- [Goal] Retype the stretch of the listing from its first line through the line containing "519, 644, 534]", character for character.

** Start Entries supplied **

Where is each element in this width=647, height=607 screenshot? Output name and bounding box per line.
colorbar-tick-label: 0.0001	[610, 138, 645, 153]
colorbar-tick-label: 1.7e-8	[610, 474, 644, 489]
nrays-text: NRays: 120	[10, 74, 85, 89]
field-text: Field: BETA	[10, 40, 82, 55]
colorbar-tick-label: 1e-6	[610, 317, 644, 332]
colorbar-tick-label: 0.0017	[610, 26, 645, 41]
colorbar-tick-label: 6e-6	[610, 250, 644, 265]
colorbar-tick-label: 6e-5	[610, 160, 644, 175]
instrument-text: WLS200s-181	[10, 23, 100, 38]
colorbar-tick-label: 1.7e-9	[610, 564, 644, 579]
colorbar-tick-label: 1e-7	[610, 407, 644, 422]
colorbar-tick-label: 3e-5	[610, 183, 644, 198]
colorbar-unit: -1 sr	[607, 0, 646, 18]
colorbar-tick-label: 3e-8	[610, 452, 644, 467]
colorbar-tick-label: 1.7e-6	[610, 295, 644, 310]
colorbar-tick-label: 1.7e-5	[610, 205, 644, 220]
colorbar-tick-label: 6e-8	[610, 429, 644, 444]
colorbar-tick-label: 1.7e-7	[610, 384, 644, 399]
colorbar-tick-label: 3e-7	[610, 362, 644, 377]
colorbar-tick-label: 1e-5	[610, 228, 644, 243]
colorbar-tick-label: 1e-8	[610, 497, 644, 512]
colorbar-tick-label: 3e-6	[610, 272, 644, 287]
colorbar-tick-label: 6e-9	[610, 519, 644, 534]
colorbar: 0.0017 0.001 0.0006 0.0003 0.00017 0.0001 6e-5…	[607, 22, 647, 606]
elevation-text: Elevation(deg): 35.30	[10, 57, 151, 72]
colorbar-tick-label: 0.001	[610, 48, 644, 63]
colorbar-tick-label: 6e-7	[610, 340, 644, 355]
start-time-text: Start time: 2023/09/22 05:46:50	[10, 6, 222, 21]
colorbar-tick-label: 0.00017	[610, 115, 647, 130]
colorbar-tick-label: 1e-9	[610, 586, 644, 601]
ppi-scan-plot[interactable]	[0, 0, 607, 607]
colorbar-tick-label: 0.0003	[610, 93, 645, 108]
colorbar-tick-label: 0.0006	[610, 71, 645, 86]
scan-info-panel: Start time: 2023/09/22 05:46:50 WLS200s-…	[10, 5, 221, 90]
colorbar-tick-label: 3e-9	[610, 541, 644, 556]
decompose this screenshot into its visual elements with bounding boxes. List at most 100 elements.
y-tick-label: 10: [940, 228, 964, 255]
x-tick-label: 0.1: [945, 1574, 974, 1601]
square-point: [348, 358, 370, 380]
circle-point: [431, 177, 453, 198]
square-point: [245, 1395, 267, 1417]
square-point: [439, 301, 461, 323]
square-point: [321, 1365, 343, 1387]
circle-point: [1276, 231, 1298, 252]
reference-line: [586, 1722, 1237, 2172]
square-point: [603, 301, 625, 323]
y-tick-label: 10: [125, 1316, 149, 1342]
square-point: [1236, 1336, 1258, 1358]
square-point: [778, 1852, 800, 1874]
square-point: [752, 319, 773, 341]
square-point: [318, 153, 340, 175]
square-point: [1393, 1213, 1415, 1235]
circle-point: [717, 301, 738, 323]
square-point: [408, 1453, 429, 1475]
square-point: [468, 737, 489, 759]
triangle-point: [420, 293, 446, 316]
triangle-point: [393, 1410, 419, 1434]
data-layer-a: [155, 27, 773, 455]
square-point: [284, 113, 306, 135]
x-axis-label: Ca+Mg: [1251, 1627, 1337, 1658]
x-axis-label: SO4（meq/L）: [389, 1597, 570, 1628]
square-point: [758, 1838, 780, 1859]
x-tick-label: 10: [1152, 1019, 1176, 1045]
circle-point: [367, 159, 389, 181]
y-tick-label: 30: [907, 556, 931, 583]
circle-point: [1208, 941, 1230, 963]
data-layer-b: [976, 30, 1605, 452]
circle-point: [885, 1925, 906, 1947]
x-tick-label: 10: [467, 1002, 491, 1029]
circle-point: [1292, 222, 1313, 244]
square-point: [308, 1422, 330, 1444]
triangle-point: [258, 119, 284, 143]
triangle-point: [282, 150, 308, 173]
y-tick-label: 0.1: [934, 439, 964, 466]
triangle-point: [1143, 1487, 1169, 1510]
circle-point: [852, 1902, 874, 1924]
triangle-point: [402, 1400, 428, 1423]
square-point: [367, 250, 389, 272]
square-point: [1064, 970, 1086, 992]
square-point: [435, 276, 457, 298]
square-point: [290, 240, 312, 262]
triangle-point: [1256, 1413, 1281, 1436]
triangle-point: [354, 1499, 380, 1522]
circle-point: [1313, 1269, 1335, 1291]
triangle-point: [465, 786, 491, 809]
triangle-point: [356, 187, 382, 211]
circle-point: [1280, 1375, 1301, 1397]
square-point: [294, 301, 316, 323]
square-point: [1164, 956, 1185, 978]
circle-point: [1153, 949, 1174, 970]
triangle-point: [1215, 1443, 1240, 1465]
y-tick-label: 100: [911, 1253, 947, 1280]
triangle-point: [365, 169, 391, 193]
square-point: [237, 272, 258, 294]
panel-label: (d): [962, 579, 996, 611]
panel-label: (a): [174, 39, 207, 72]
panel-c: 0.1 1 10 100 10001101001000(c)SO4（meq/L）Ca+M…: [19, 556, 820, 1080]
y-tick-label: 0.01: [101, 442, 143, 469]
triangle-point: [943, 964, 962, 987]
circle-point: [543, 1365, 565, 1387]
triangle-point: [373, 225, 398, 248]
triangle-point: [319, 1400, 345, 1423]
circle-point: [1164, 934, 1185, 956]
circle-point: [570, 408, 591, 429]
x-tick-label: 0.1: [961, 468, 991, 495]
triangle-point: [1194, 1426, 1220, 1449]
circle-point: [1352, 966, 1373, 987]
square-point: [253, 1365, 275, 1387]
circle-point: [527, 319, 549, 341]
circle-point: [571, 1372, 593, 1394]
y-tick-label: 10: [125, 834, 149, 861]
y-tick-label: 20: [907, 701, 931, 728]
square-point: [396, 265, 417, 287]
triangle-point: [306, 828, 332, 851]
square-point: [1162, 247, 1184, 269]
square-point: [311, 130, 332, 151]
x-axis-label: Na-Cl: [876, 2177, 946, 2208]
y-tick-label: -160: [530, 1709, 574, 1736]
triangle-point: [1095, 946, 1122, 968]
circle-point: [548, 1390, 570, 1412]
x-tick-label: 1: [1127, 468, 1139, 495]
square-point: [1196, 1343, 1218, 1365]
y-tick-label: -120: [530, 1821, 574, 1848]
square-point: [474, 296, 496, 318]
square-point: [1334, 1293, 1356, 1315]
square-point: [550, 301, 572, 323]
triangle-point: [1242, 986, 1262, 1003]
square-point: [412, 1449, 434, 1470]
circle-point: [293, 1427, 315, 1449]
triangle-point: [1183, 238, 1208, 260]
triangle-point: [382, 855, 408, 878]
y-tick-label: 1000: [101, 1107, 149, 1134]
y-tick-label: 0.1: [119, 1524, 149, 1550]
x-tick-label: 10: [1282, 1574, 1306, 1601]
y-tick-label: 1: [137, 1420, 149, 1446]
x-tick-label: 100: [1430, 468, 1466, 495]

** End Entries supplied **

- [Response to this exercise]
Where is each element in this width=647, height=607 screenshot? Output name and bounding box per line.
colorbar-tick-label: 0.0001	[610, 138, 645, 153]
colorbar-tick-label: 1.7e-8	[610, 474, 644, 489]
nrays-text: NRays: 120	[10, 74, 85, 89]
field-text: Field: BETA	[10, 40, 82, 55]
colorbar-tick-label: 1e-6	[610, 317, 644, 332]
colorbar-tick-label: 0.0017	[610, 26, 645, 41]
colorbar-tick-label: 6e-6	[610, 250, 644, 265]
colorbar-tick-label: 6e-5	[610, 160, 644, 175]
instrument-text: WLS200s-181	[10, 23, 100, 38]
colorbar-tick-label: 1.7e-9	[610, 564, 644, 579]
colorbar-tick-label: 1e-7	[610, 407, 644, 422]
colorbar-tick-label: 3e-5	[610, 183, 644, 198]
colorbar-unit: -1 sr	[607, 0, 646, 18]
colorbar-tick-label: 3e-8	[610, 452, 644, 467]
colorbar-tick-label: 1.7e-6	[610, 295, 644, 310]
colorbar-tick-label: 1.7e-5	[610, 205, 644, 220]
colorbar-tick-label: 6e-8	[610, 429, 644, 444]
colorbar-tick-label: 1.7e-7	[610, 384, 644, 399]
colorbar-tick-label: 3e-7	[610, 362, 644, 377]
colorbar-tick-label: 1e-5	[610, 228, 644, 243]
colorbar-tick-label: 1e-8	[610, 497, 644, 512]
colorbar-tick-label: 3e-6	[610, 272, 644, 287]
colorbar-tick-label: 6e-9	[610, 519, 644, 534]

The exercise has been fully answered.